» What is expected: Identify each line below containing the string "reali" and copy it.

# # #

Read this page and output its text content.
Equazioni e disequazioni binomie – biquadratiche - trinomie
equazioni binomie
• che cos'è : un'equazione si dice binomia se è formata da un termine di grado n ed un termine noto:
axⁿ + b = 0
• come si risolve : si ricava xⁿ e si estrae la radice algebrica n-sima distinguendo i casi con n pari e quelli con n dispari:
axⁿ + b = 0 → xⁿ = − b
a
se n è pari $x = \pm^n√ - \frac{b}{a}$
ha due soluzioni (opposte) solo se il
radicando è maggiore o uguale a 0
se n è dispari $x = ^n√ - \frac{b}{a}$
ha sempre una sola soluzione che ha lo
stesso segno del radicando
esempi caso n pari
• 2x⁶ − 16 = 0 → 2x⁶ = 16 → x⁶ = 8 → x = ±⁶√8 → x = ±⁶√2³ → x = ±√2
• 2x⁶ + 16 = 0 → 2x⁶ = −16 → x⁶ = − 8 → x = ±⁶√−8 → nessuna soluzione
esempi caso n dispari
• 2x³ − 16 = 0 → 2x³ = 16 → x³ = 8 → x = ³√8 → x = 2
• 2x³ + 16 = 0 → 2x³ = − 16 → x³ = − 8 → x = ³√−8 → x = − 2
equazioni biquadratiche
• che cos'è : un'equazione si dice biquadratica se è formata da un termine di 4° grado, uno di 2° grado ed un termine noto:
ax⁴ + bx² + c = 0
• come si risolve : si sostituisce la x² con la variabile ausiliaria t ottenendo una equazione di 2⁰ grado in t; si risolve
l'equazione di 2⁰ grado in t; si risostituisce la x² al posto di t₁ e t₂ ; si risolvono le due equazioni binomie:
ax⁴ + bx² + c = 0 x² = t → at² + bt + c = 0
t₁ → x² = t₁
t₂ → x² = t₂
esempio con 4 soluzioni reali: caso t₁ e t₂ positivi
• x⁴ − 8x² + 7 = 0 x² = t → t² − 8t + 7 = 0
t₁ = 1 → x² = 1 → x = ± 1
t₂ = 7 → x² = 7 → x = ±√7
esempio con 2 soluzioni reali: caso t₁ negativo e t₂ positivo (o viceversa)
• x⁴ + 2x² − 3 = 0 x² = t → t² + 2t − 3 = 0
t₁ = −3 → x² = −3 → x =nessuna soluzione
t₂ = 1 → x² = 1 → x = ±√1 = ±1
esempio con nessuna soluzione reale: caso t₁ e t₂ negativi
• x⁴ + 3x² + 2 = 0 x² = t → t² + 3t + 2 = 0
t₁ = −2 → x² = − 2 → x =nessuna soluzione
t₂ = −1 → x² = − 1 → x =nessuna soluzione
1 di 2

# # #

» Task result:
esempio con 4 soluzioni reali: caso t₁ e t₂ positivi
esempio con 2 soluzioni reali: caso t₁ negativo e t₂ positivo (o viceversa)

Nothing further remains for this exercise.